§ INSTRUCTIONS FOR THE TASK:
Your task is to extract every line from the material below exactly.

§ THE DATA:

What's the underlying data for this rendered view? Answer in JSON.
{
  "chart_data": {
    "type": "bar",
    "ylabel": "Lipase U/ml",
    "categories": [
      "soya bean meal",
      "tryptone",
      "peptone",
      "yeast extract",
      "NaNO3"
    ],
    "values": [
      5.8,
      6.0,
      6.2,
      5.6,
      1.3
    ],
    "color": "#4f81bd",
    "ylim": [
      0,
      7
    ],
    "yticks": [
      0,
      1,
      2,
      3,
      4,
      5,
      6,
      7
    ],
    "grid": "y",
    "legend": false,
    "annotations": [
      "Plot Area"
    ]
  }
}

§ FULL ANSWER:
What's the underlying data for this rendered view? Answer in JSON.
{
  "chart_data": {
    "type": "bar",
    "ylabel": "Lipase U/ml",
    "categories": [
      "soya bean meal",
      "tryptone",
      "peptone",
      "yeast extract",
      "NaNO3"
    ],
    "values": [
      5.8,
      6.0,
      6.2,
      5.6,
      1.3
    ],
    "color": "#4f81bd",
    "ylim": [
      0,
      7
    ],
    "yticks": [
      0,
      1,
      2,
      3,
      4,
      5,
      6,
      7
    ],
    "grid": "y",
    "legend": false,
    "annotations": [
      "Plot Area"
    ]
  }
}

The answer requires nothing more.